● **What is needed**
Do not carry the pictures over; copy every other part of the entries exactly.

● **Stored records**
★ ★ ★ ★ ★ ★ ★
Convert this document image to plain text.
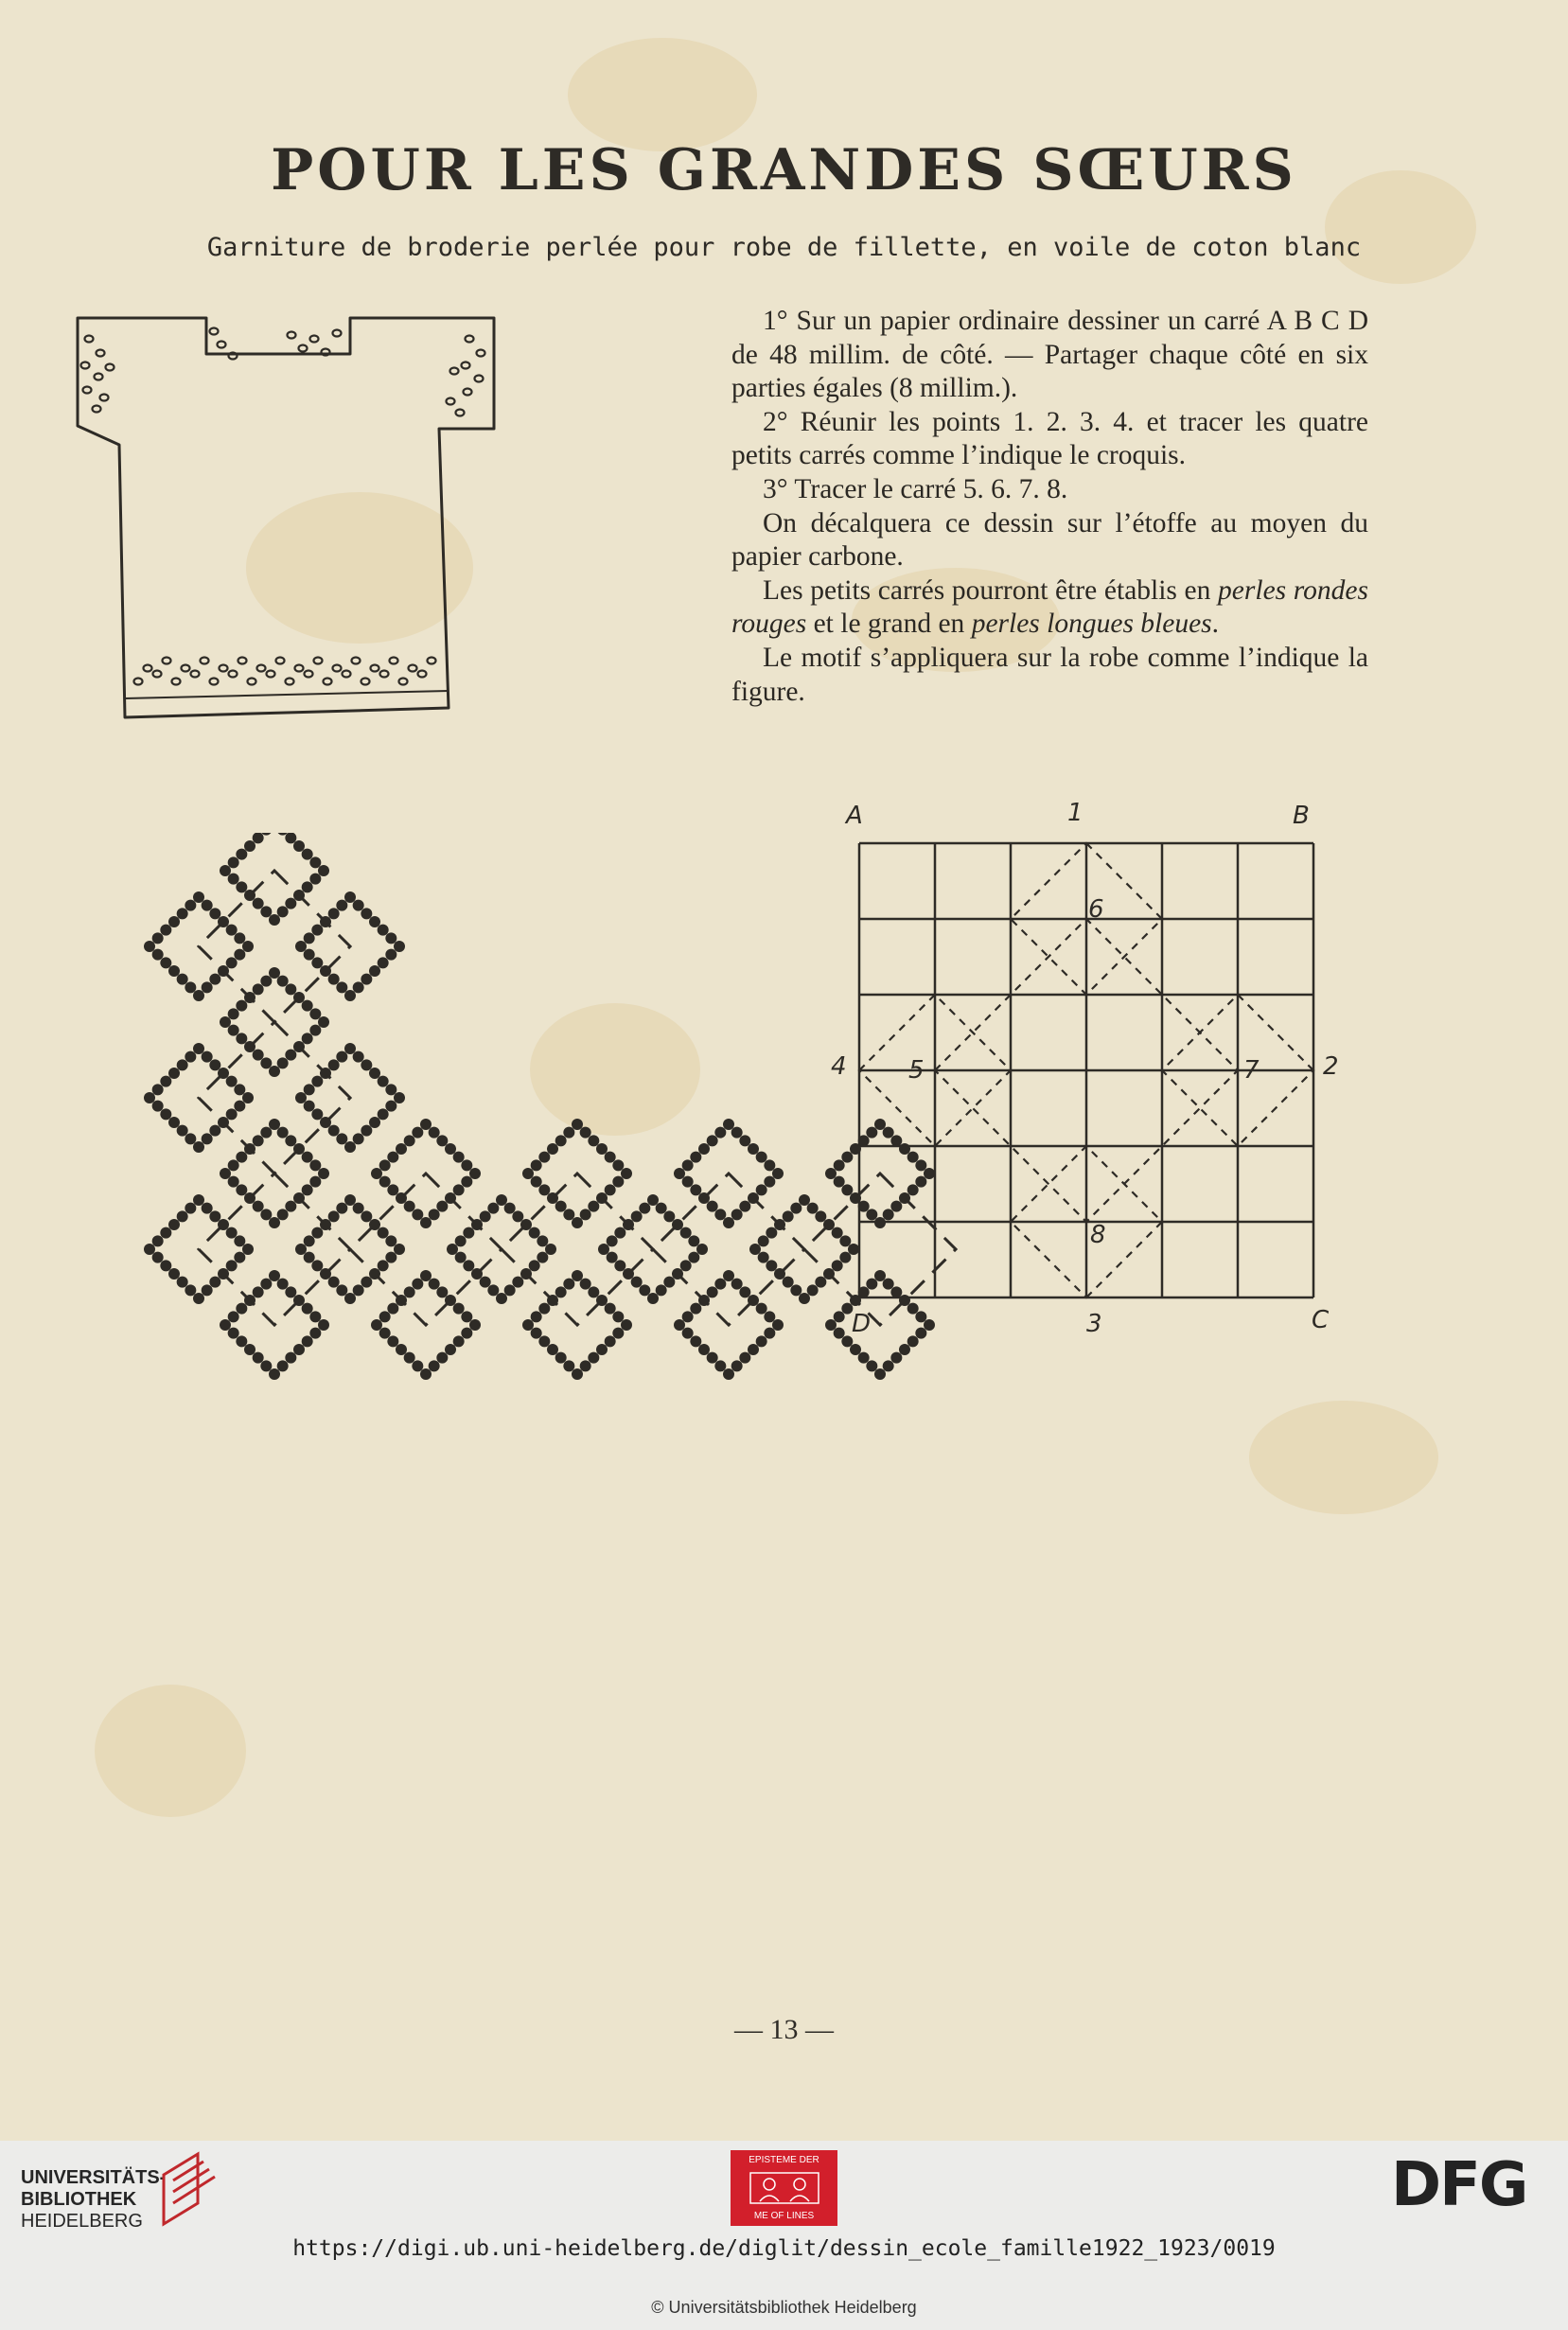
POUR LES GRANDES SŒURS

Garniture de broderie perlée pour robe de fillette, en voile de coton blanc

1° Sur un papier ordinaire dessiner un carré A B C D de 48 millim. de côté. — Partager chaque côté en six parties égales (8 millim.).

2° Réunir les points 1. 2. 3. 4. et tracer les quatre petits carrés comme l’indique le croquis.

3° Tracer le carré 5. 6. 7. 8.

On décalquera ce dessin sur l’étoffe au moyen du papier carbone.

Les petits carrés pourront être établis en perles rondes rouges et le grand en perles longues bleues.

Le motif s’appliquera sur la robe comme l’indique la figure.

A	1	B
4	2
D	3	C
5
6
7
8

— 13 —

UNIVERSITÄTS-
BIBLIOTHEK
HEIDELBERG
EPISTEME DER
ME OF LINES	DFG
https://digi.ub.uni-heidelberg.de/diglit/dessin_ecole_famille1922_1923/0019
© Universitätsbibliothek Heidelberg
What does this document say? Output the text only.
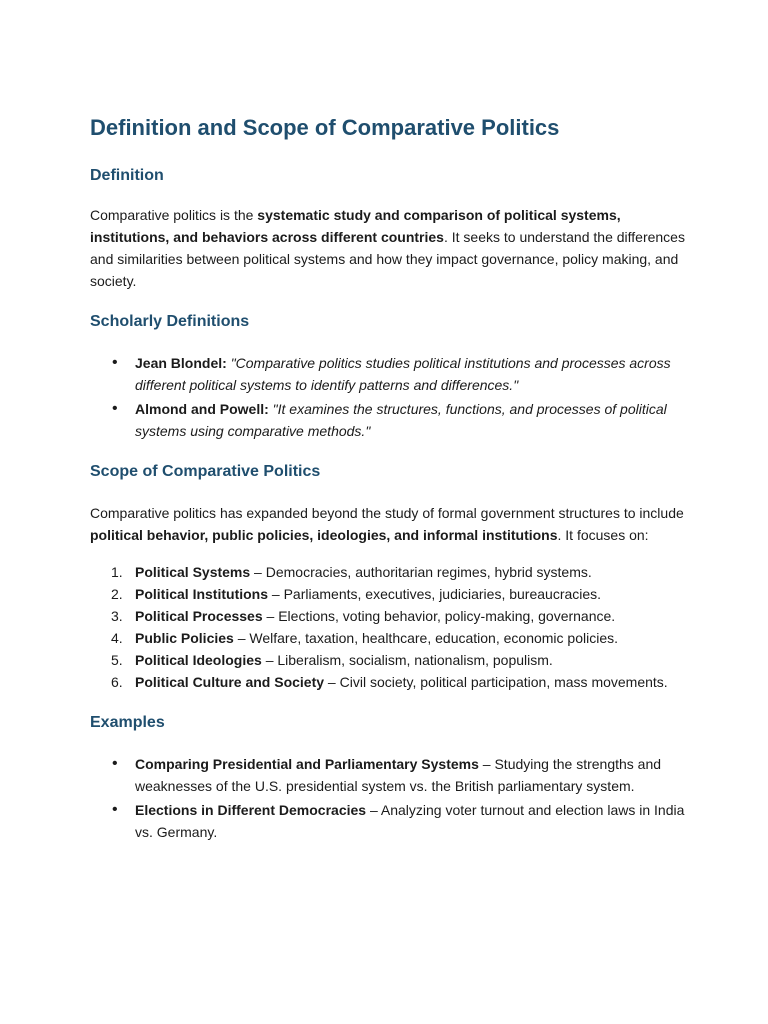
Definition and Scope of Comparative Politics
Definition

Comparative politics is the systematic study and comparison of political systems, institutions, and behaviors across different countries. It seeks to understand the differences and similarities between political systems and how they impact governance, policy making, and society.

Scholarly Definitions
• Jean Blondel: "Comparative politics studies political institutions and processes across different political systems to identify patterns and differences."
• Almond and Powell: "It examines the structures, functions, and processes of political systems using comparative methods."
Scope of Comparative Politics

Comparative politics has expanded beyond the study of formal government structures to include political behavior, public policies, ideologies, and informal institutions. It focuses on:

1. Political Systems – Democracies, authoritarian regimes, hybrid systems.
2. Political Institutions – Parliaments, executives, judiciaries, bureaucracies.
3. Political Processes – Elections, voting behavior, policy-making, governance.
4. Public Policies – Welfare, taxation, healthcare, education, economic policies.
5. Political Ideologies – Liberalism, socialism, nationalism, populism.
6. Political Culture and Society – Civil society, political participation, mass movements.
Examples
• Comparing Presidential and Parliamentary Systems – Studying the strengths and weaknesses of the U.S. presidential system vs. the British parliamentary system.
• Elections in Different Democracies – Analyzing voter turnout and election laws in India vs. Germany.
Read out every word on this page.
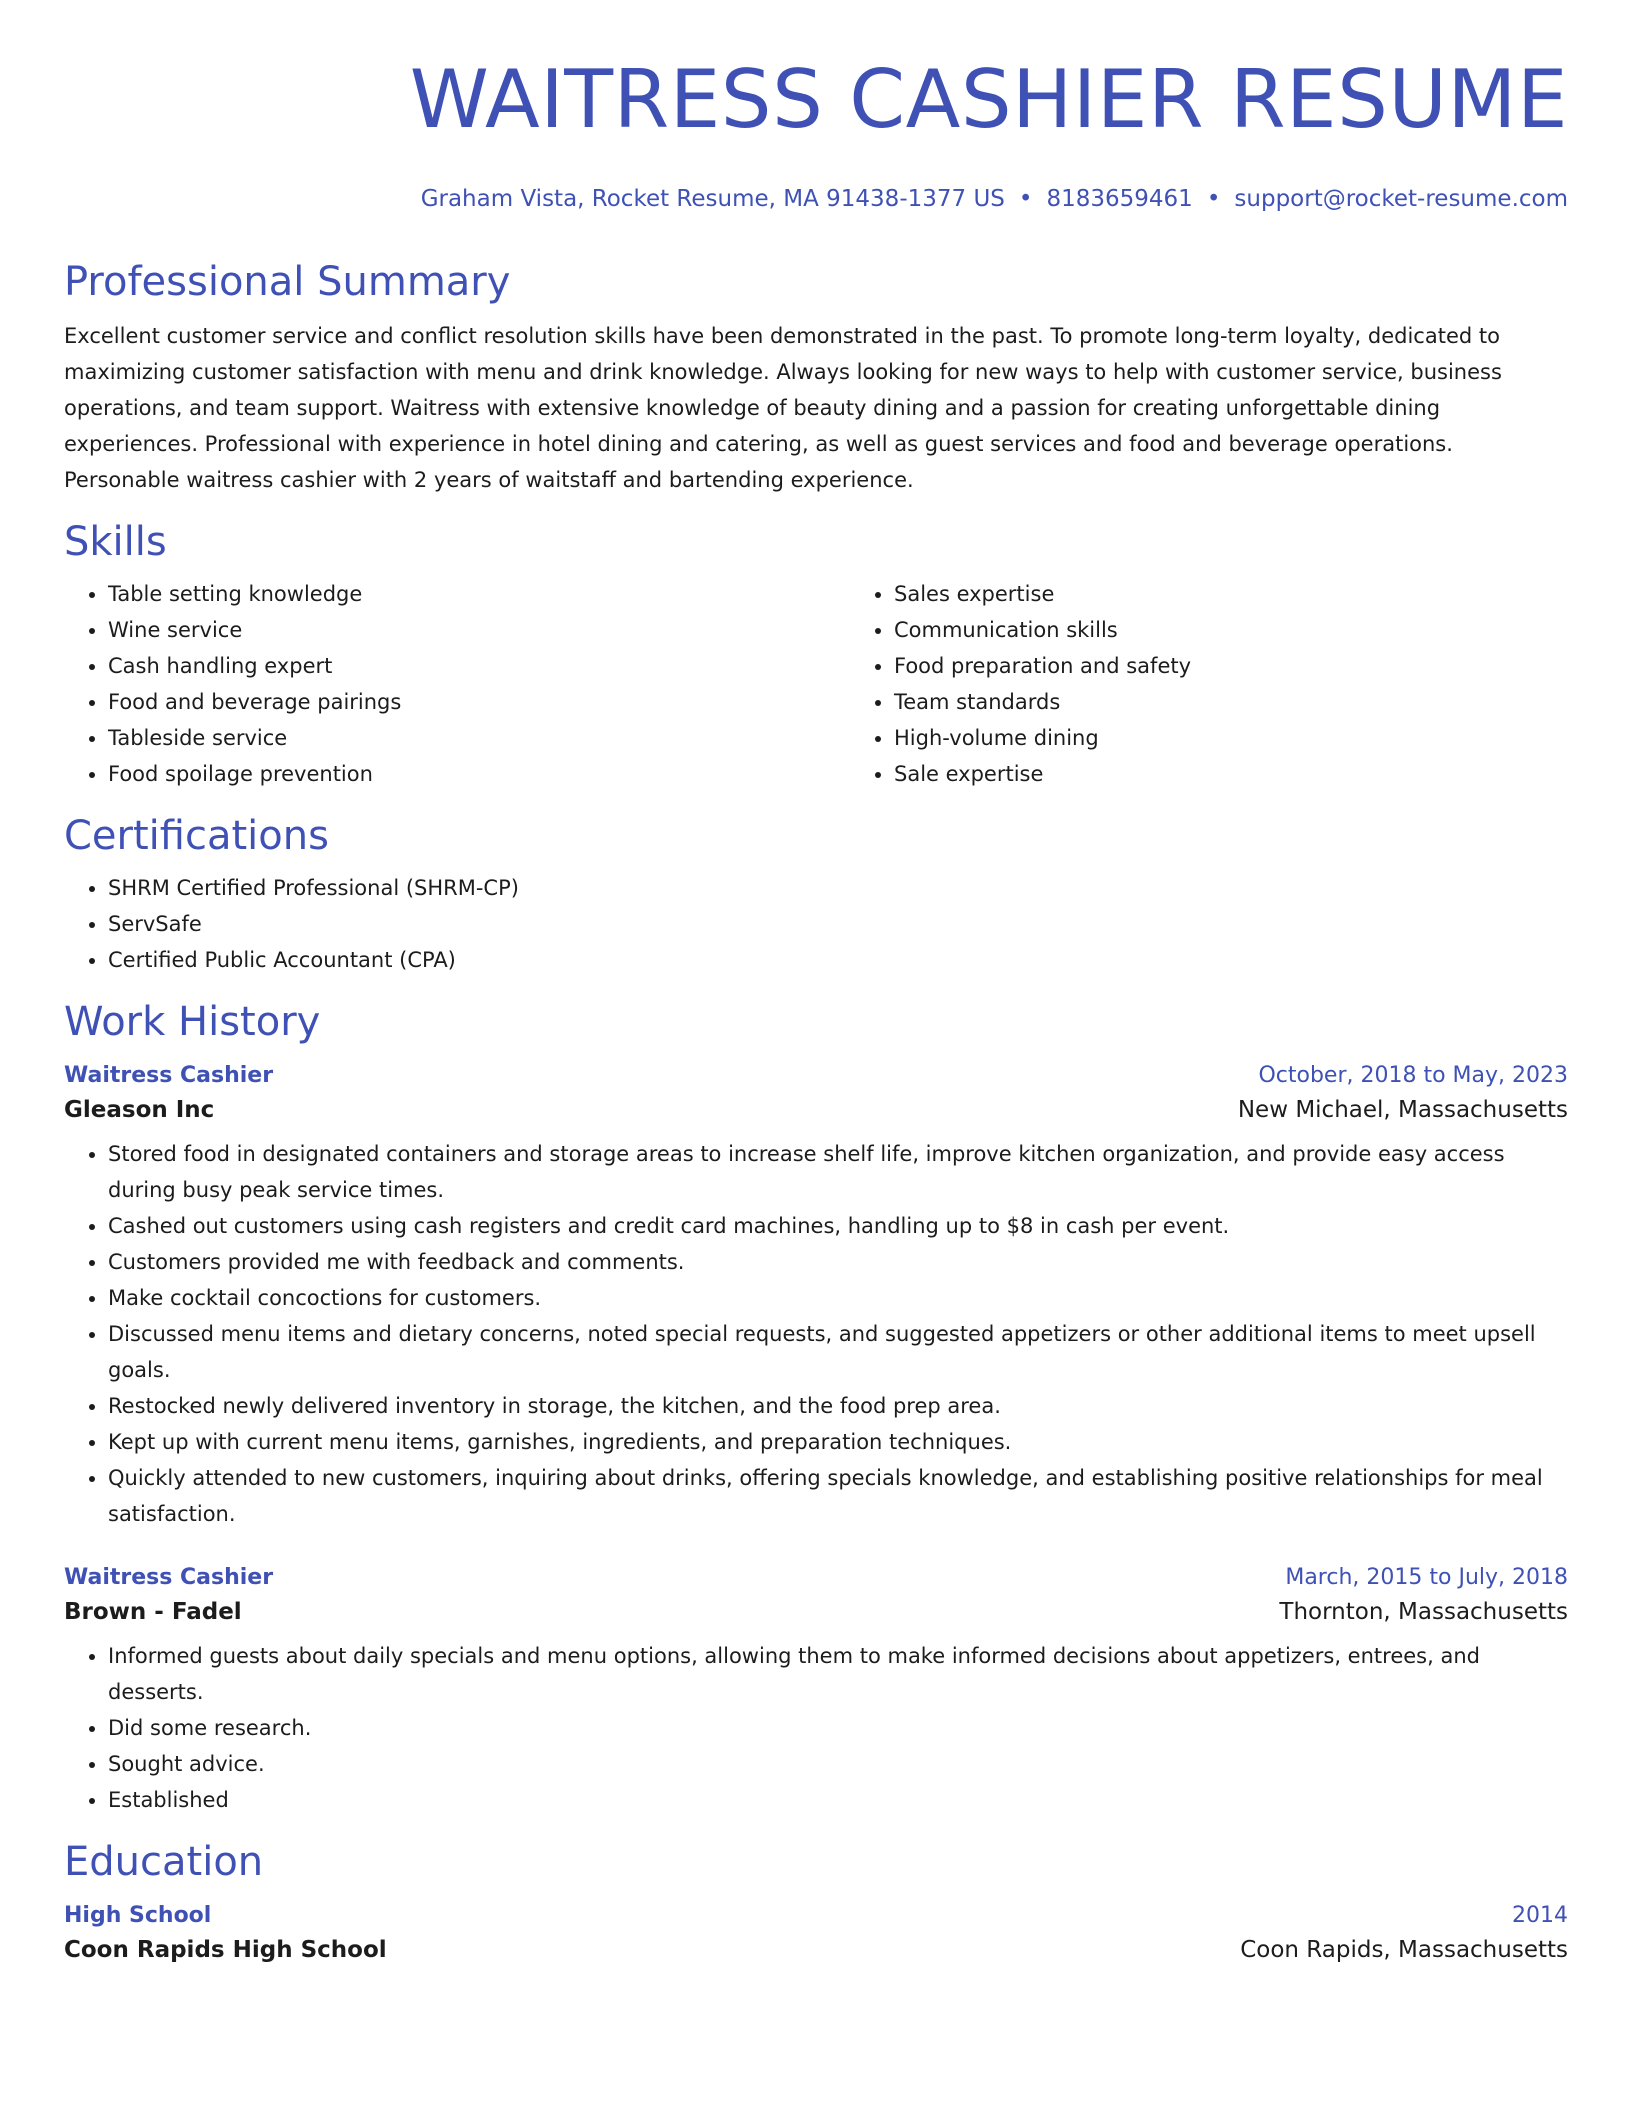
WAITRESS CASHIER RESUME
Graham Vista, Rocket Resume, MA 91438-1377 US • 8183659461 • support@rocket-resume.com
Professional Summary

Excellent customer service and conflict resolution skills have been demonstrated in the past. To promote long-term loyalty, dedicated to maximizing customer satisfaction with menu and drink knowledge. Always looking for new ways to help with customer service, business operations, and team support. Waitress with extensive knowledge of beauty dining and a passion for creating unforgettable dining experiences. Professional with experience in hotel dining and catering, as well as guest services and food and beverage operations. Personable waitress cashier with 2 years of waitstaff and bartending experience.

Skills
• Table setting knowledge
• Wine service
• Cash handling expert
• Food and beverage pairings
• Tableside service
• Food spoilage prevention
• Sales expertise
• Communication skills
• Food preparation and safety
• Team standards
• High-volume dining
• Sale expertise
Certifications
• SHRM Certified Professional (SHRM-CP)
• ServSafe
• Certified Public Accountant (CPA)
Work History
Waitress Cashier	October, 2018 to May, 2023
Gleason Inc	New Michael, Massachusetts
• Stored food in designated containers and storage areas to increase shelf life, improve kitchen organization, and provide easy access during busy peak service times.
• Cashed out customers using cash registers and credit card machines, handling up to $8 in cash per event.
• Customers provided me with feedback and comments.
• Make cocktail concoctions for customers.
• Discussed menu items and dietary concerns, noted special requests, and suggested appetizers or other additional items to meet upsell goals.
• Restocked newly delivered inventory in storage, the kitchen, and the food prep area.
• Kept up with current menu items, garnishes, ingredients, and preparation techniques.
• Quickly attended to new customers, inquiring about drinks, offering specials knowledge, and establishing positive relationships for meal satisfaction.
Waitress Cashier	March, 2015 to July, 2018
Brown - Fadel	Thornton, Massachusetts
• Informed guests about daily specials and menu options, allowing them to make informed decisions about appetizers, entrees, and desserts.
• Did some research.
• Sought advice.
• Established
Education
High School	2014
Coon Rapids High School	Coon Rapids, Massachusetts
★ ★ ★ ★ ★ ★ ★
● **Output for this exercise**
Convert this document image to plain text.
POUR LES GRANDES SŒURS

Garniture de broderie perlée pour robe de fillette, en voile de coton blanc

1° Sur un papier ordinaire dessiner un carré A B C D de 48 millim. de côté. — Partager chaque côté en six parties égales (8 millim.).

2° Réunir les points 1. 2. 3. 4. et tracer les quatre petits carrés comme l’indique le croquis.

3° Tracer le carré 5. 6. 7. 8.

On décalquera ce dessin sur l’étoffe au moyen du papier carbone.

Les petits carrés pourront être établis en perles rondes rouges et le grand en perles longues bleues.

Le motif s’appliquera sur la robe comme l’indique la figure.

A	1	B
4	2
D	3	C
5
6
7
8

— 13 —

UNIVERSITÄTS-
BIBLIOTHEK
HEIDELBERG
EPISTEME DER
ME OF LINES	DFG
https://digi.ub.uni-heidelberg.de/diglit/dessin_ecole_famille1922_1923/0019
© Universitätsbibliothek Heidelberg
What does this document say? Output the text only.
Definition and Scope of Comparative Politics
Definition

Comparative politics is the systematic study and comparison of political systems, institutions, and behaviors across different countries. It seeks to understand the differences and similarities between political systems and how they impact governance, policy making, and society.

Scholarly Definitions
• Jean Blondel: "Comparative politics studies political institutions and processes across different political systems to identify patterns and differences."
• Almond and Powell: "It examines the structures, functions, and processes of political systems using comparative methods."
Scope of Comparative Politics

Comparative politics has expanded beyond the study of formal government structures to include political behavior, public policies, ideologies, and informal institutions. It focuses on:

1. Political Systems – Democracies, authoritarian regimes, hybrid systems.
2. Political Institutions – Parliaments, executives, judiciaries, bureaucracies.
3. Political Processes – Elections, voting behavior, policy-making, governance.
4. Public Policies – Welfare, taxation, healthcare, education, economic policies.
5. Political Ideologies – Liberalism, socialism, nationalism, populism.
6. Political Culture and Society – Civil society, political participation, mass movements.
Examples
• Comparing Presidential and Parliamentary Systems – Studying the strengths and weaknesses of the U.S. presidential system vs. the British parliamentary system.
• Elections in Different Democracies – Analyzing voter turnout and election laws in India vs. Germany.
Read out every word on this page.
WAITRESS CASHIER RESUME
Graham Vista, Rocket Resume, MA 91438-1377 US • 8183659461 • support@rocket-resume.com
Professional Summary

Excellent customer service and conflict resolution skills have been demonstrated in the past. To promote long-term loyalty, dedicated to maximizing customer satisfaction with menu and drink knowledge. Always looking for new ways to help with customer service, business operations, and team support. Waitress with extensive knowledge of beauty dining and a passion for creating unforgettable dining experiences. Professional with experience in hotel dining and catering, as well as guest services and food and beverage operations. Personable waitress cashier with 2 years of waitstaff and bartending experience.

Skills
• Table setting knowledge
• Wine service
• Cash handling expert
• Food and beverage pairings
• Tableside service
• Food spoilage prevention
• Sales expertise
• Communication skills
• Food preparation and safety
• Team standards
• High-volume dining
• Sale expertise
Certifications
• SHRM Certified Professional (SHRM-CP)
• ServSafe
• Certified Public Accountant (CPA)
Work History
Waitress Cashier	October, 2018 to May, 2023
Gleason Inc	New Michael, Massachusetts
• Stored food in designated containers and storage areas to increase shelf life, improve kitchen organization, and provide easy access during busy peak service times.
• Cashed out customers using cash registers and credit card machines, handling up to $8 in cash per event.
• Customers provided me with feedback and comments.
• Make cocktail concoctions for customers.
• Discussed menu items and dietary concerns, noted special requests, and suggested appetizers or other additional items to meet upsell goals.
• Restocked newly delivered inventory in storage, the kitchen, and the food prep area.
• Kept up with current menu items, garnishes, ingredients, and preparation techniques.
• Quickly attended to new customers, inquiring about drinks, offering specials knowledge, and establishing positive relationships for meal satisfaction.
Waitress Cashier	March, 2015 to July, 2018
Brown - Fadel	Thornton, Massachusetts
• Informed guests about daily specials and menu options, allowing them to make informed decisions about appetizers, entrees, and desserts.
• Did some research.
• Sought advice.
• Established
Education
High School	2014
Coon Rapids High School	Coon Rapids, Massachusetts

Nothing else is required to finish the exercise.